PROVIDED PASSAGE –

So, the other day I was read­ing pro­gram­ming blogs, which seems to be the thing do do when you don’t actu­ally want to work, and I ran into Erlang’s facil­ity for binary pat­tern match­ing. Essen­tially it’s a rather nice syntax for taking a wodge (that’s a tech­ni­cal term) of binary data and decom­pos­ing it into vari­ables. So:

<< foo:8, monkey/integer, bazzle:16, arrr:4/string, rest/binary >> = packet

will get you ubyte called foo with the first 8 bits of packet, an unsigned inte­ger called monkey from the 9th through 40th bits, a ushort called bazzle, a 4 byte string called arrr (you could spec­ify fur­ther what type of string, I think, if you needed some­thing else), and a binary glob called rest with the rest of packet. I thought that this was pretty neat, and was think­ing that making a nice, gen­eral facil­ity for this in Lisp would make an inter­est­ing project, at least for me, because even though I know a fair amount about Lisp, I haven’t really used it that much. In any case, I was read­ing up about how some­one might go about doing some­thing like this when I ran into some­thing in Prac­ti­cal Common Lisp that was more or less exactly what I was think­ing of, expressed in a macro that really isn’t that long. it’s called define-binary-class and gen­er­ates the class and a con­struc­tor that will read in binary data in a sim­i­lar manner to the above. Plus, with some triv­ial mod­i­fi­ca­tions, I’m sure that you could alter it to make either struc­tures or classes and to nest def­i­n­i­tions, which is some­thing that the static syntax of Erlang cannot do.

DATA SECTION –
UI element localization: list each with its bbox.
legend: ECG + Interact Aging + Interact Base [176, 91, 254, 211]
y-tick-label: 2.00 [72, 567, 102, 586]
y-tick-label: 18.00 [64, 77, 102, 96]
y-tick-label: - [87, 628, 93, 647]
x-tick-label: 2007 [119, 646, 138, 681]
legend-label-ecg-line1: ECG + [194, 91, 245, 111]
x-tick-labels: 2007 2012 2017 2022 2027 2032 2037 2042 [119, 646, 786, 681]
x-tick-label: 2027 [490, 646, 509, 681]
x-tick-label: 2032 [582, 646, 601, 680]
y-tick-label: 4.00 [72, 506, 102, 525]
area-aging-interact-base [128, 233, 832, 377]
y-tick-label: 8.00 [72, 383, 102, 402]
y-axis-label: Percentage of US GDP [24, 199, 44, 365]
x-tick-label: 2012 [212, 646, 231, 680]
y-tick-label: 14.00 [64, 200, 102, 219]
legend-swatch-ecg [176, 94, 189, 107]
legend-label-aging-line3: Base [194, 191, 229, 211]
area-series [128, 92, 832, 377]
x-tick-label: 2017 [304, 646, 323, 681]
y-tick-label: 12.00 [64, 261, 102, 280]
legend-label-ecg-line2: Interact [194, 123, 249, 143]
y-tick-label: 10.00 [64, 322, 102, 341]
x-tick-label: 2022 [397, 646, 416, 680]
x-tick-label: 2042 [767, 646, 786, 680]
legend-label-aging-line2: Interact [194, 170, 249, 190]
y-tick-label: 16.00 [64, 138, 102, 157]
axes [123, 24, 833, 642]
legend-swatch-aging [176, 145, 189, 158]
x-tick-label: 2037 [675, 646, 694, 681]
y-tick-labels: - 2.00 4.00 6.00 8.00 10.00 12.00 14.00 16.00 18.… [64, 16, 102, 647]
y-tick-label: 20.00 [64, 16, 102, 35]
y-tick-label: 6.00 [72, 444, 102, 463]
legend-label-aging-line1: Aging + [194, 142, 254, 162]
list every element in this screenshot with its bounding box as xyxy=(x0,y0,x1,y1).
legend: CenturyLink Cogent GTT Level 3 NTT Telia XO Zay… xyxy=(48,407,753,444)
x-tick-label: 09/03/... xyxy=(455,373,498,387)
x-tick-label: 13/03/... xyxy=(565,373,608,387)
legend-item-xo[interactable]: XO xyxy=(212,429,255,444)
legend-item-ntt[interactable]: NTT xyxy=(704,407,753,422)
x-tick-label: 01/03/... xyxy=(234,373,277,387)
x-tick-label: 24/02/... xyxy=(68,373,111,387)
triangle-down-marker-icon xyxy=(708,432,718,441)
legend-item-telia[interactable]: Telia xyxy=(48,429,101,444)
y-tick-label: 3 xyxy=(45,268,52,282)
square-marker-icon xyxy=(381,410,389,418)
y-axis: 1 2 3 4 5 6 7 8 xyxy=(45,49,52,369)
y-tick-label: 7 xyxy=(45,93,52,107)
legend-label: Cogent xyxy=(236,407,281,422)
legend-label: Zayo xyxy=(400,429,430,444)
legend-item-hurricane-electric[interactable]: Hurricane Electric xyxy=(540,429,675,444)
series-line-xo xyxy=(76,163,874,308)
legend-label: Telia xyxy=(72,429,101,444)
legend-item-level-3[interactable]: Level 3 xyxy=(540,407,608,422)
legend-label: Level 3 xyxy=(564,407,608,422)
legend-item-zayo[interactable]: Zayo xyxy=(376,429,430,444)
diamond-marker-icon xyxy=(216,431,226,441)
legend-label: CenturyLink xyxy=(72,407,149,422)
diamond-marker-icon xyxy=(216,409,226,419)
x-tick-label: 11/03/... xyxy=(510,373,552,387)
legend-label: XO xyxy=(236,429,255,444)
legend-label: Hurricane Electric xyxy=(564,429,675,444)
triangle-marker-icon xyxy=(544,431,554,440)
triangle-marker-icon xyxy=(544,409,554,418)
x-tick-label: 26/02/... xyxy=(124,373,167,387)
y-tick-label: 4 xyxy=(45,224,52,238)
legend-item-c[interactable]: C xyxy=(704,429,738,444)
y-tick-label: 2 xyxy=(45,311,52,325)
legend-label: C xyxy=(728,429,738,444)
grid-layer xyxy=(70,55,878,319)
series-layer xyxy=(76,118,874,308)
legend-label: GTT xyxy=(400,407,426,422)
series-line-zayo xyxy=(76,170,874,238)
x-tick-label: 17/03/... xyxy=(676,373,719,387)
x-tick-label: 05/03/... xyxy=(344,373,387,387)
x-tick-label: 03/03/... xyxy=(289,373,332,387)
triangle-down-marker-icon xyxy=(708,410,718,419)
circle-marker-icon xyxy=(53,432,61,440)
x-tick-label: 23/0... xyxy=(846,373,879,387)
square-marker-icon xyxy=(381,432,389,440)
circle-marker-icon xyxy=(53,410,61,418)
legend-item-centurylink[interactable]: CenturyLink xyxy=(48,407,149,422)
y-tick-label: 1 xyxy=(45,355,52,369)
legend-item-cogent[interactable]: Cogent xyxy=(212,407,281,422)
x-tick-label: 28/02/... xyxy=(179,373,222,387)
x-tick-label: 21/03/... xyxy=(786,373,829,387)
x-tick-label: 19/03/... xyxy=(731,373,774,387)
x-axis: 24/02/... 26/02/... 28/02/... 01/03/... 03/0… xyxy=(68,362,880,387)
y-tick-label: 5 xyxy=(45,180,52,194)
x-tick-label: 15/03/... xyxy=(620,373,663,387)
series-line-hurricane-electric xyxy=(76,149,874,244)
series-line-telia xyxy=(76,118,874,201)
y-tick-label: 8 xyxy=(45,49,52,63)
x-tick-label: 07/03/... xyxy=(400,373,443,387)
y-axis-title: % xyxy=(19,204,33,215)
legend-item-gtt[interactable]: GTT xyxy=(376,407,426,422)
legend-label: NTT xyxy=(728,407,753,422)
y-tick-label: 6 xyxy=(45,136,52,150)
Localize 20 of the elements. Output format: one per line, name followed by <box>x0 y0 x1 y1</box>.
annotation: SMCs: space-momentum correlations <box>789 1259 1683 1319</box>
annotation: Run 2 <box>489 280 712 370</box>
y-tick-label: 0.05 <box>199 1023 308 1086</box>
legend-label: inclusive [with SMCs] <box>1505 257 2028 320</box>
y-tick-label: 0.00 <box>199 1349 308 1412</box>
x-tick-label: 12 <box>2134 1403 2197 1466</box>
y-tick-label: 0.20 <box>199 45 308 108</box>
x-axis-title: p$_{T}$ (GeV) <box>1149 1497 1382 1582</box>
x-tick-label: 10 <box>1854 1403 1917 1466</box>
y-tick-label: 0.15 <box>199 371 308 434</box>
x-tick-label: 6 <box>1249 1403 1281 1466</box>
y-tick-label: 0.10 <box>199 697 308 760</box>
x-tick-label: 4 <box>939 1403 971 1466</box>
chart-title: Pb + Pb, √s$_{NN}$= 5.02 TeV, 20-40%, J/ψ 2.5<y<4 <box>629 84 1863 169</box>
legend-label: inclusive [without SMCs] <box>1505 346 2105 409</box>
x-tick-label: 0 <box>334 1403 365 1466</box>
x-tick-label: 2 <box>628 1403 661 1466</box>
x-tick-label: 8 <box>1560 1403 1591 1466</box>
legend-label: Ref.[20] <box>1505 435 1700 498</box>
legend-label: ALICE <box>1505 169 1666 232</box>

EXERCISE INSTRUCTIONS –
Retype the excerpt about Erlang's binary pattern matching in full, word for word. Rely only on the text itself.

RESULT BELOW –
So, the other day I was read­ing pro­gram­ming blogs, which seems to be the thing do do when you don’t actu­ally want to work, and I ran into Erlang’s facil­ity for binary pat­tern match­ing. Essen­tially it’s a rather nice syntax for taking a wodge (that’s a tech­ni­cal term) of binary data and decom­pos­ing it into vari­ables. So:

<< foo:8, monkey/integer, bazzle:16, arrr:4/string, rest/binary >> = packet

will get you ubyte called foo with the first 8 bits of packet, an unsigned inte­ger called monkey from the 9th through 40th bits, a ushort called bazzle, a 4 byte string called arrr (you could spec­ify fur­ther what type of string, I think, if you needed some­thing else), and a binary glob called rest with the rest of packet. I thought that this was pretty neat, and was think­ing that making a nice, gen­eral facil­ity for this in Lisp would make an inter­est­ing project, at least for me, because even though I know a fair amount about Lisp, I haven’t really used it that much. In any case, I was read­ing up about how some­one might go about doing some­thing like this when I ran into some­thing in Prac­ti­cal Common Lisp that was more or less exactly what I was think­ing of, expressed in a macro that really isn’t that long. it’s called define-binary-class and gen­er­ates the class and a con­struc­tor that will read in binary data in a sim­i­lar manner to the above. Plus, with some triv­ial mod­i­fi­ca­tions, I’m sure that you could alter it to make either struc­tures or classes and to nest def­i­n­i­tions, which is some­thing that the static syntax of Erlang cannot do.